Exercise :: Print all of the data exactly as written.

Start of The data

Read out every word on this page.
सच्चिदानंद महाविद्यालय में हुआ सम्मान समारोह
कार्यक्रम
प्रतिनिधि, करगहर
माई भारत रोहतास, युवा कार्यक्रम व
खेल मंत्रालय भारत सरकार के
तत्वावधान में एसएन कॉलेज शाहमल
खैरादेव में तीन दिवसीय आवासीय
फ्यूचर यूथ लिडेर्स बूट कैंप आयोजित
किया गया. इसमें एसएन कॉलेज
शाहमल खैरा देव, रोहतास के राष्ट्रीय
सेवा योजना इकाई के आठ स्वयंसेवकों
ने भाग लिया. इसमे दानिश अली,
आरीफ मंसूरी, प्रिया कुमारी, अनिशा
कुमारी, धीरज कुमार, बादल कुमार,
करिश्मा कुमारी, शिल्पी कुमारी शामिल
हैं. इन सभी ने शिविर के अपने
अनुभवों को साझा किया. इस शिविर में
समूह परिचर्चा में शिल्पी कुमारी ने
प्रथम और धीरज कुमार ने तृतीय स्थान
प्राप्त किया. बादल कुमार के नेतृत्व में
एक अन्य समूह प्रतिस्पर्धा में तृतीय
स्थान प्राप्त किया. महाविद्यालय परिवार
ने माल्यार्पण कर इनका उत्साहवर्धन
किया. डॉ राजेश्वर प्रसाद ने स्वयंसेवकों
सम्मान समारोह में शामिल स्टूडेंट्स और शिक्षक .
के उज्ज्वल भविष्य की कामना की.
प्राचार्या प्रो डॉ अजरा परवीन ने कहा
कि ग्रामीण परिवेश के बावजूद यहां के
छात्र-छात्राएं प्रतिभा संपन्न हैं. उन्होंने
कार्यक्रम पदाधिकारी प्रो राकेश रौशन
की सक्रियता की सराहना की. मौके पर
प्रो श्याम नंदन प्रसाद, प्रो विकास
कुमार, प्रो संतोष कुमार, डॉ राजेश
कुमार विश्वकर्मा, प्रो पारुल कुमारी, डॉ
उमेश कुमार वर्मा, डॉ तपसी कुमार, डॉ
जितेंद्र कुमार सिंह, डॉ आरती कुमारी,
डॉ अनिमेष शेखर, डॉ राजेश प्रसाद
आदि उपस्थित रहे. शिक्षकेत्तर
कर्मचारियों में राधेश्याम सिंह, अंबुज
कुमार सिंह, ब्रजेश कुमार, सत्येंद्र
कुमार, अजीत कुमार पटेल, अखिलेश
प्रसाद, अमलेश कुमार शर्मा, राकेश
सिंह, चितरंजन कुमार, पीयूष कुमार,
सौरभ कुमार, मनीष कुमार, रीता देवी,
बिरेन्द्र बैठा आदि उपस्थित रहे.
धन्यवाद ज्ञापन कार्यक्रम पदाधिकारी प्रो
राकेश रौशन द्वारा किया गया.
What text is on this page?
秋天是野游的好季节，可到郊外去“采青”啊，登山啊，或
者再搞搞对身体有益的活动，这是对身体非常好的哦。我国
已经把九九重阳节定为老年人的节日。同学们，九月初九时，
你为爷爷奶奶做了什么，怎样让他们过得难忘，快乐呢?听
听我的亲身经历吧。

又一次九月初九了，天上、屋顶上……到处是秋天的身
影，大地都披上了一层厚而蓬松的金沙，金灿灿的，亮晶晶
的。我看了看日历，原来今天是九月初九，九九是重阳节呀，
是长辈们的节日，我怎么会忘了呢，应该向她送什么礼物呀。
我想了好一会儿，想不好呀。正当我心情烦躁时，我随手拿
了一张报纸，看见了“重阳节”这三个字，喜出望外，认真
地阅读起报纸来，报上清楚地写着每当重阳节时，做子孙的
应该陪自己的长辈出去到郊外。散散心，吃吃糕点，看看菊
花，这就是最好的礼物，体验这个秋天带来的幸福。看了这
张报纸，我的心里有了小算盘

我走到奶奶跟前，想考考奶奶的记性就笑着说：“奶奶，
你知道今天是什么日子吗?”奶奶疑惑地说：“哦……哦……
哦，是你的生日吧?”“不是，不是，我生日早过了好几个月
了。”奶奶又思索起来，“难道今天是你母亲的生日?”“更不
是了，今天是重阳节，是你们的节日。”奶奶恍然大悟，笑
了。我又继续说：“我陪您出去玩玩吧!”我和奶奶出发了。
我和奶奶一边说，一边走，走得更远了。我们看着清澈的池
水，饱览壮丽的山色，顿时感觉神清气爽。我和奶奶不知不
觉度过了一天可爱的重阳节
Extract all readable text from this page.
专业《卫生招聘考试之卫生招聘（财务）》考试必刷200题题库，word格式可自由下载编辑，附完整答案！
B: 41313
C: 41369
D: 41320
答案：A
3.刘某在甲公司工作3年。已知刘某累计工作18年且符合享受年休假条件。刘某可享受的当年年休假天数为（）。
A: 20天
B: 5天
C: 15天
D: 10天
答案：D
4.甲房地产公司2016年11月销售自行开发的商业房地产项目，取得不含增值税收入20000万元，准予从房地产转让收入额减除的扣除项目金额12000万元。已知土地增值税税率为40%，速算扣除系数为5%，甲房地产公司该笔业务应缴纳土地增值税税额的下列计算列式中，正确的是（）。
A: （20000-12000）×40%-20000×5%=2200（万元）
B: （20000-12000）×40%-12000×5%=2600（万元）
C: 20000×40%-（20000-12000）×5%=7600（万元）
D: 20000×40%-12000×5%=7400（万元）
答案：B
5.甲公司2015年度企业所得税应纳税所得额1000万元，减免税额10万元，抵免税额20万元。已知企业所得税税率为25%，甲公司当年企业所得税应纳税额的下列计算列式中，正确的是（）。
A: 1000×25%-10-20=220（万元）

End of The data

Written reply ::
Read out every word on this page.
सच्चिदानंद महाविद्यालय में हुआ सम्मान समारोह
कार्यक्रम
प्रतिनिधि, करगहर
माई भारत रोहतास, युवा कार्यक्रम व
खेल मंत्रालय भारत सरकार के
तत्वावधान में एसएन कॉलेज शाहमल
खैरादेव में तीन दिवसीय आवासीय
फ्यूचर यूथ लिडेर्स बूट कैंप आयोजित
किया गया. इसमें एसएन कॉलेज
शाहमल खैरा देव, रोहतास के राष्ट्रीय
सेवा योजना इकाई के आठ स्वयंसेवकों
ने भाग लिया. इसमे दानिश अली,
आरीफ मंसूरी, प्रिया कुमारी, अनिशा
कुमारी, धीरज कुमार, बादल कुमार,
करिश्मा कुमारी, शिल्पी कुमारी शामिल
हैं. इन सभी ने शिविर के अपने
अनुभवों को साझा किया. इस शिविर में
समूह परिचर्चा में शिल्पी कुमारी ने
प्रथम और धीरज कुमार ने तृतीय स्थान
प्राप्त किया. बादल कुमार के नेतृत्व में
एक अन्य समूह प्रतिस्पर्धा में तृतीय
स्थान प्राप्त किया. महाविद्यालय परिवार
ने माल्यार्पण कर इनका उत्साहवर्धन
किया. डॉ राजेश्वर प्रसाद ने स्वयंसेवकों
सम्मान समारोह में शामिल स्टूडेंट्स और शिक्षक .
के उज्ज्वल भविष्य की कामना की.
प्राचार्या प्रो डॉ अजरा परवीन ने कहा
कि ग्रामीण परिवेश के बावजूद यहां के
छात्र-छात्राएं प्रतिभा संपन्न हैं. उन्होंने
कार्यक्रम पदाधिकारी प्रो राकेश रौशन
की सक्रियता की सराहना की. मौके पर
प्रो श्याम नंदन प्रसाद, प्रो विकास
कुमार, प्रो संतोष कुमार, डॉ राजेश
कुमार विश्वकर्मा, प्रो पारुल कुमारी, डॉ
उमेश कुमार वर्मा, डॉ तपसी कुमार, डॉ
जितेंद्र कुमार सिंह, डॉ आरती कुमारी,
डॉ अनिमेष शेखर, डॉ राजेश प्रसाद
आदि उपस्थित रहे. शिक्षकेत्तर
कर्मचारियों में राधेश्याम सिंह, अंबुज
कुमार सिंह, ब्रजेश कुमार, सत्येंद्र
कुमार, अजीत कुमार पटेल, अखिलेश
प्रसाद, अमलेश कुमार शर्मा, राकेश
सिंह, चितरंजन कुमार, पीयूष कुमार,
सौरभ कुमार, मनीष कुमार, रीता देवी,
बिरेन्द्र बैठा आदि उपस्थित रहे.
धन्यवाद ज्ञापन कार्यक्रम पदाधिकारी प्रो
राकेश रौशन द्वारा किया गया.
What text is on this page?
秋天是野游的好季节，可到郊外去“采青”啊，登山啊，或
者再搞搞对身体有益的活动，这是对身体非常好的哦。我国
已经把九九重阳节定为老年人的节日。同学们，九月初九时，
你为爷爷奶奶做了什么，怎样让他们过得难忘，快乐呢?听
听我的亲身经历吧。

又一次九月初九了，天上、屋顶上……到处是秋天的身
影，大地都披上了一层厚而蓬松的金沙，金灿灿的，亮晶晶
的。我看了看日历，原来今天是九月初九，九九是重阳节呀，
是长辈们的节日，我怎么会忘了呢，应该向她送什么礼物呀。
我想了好一会儿，想不好呀。正当我心情烦躁时，我随手拿
了一张报纸，看见了“重阳节”这三个字，喜出望外，认真
地阅读起报纸来，报上清楚地写着每当重阳节时，做子孙的
应该陪自己的长辈出去到郊外。散散心，吃吃糕点，看看菊
花，这就是最好的礼物，体验这个秋天带来的幸福。看了这
张报纸，我的心里有了小算盘

我走到奶奶跟前，想考考奶奶的记性就笑着说：“奶奶，
你知道今天是什么日子吗?”奶奶疑惑地说：“哦……哦……
哦，是你的生日吧?”“不是，不是，我生日早过了好几个月
了。”奶奶又思索起来，“难道今天是你母亲的生日?”“更不
是了，今天是重阳节，是你们的节日。”奶奶恍然大悟，笑
了。我又继续说：“我陪您出去玩玩吧!”我和奶奶出发了。
我和奶奶一边说，一边走，走得更远了。我们看着清澈的池
水，饱览壮丽的山色，顿时感觉神清气爽。我和奶奶不知不
觉度过了一天可爱的重阳节
Extract all readable text from this page.
专业《卫生招聘考试之卫生招聘（财务）》考试必刷200题题库，word格式可自由下载编辑，附完整答案！
B: 41313
C: 41369
D: 41320
答案：A
3.刘某在甲公司工作3年。已知刘某累计工作18年且符合享受年休假条件。刘某可享受的当年年休假天数为（）。
A: 20天
B: 5天
C: 15天
D: 10天
答案：D
4.甲房地产公司2016年11月销售自行开发的商业房地产项目，取得不含增值税收入20000万元，准予从房地产转让收入额减除的扣除项目金额12000万元。已知土地增值税税率为40%，速算扣除系数为5%，甲房地产公司该笔业务应缴纳土地增值税税额的下列计算列式中，正确的是（）。
A: （20000-12000）×40%-20000×5%=2200（万元）
B: （20000-12000）×40%-12000×5%=2600（万元）
C: 20000×40%-（20000-12000）×5%=7600（万元）
D: 20000×40%-12000×5%=7400（万元）
答案：B
5.甲公司2015年度企业所得税应纳税所得额1000万元，减免税额10万元，抵免税额20万元。已知企业所得税税率为25%，甲公司当年企业所得税应纳税额的下列计算列式中，正确的是（）。
A: 1000×25%-10-20=220（万元）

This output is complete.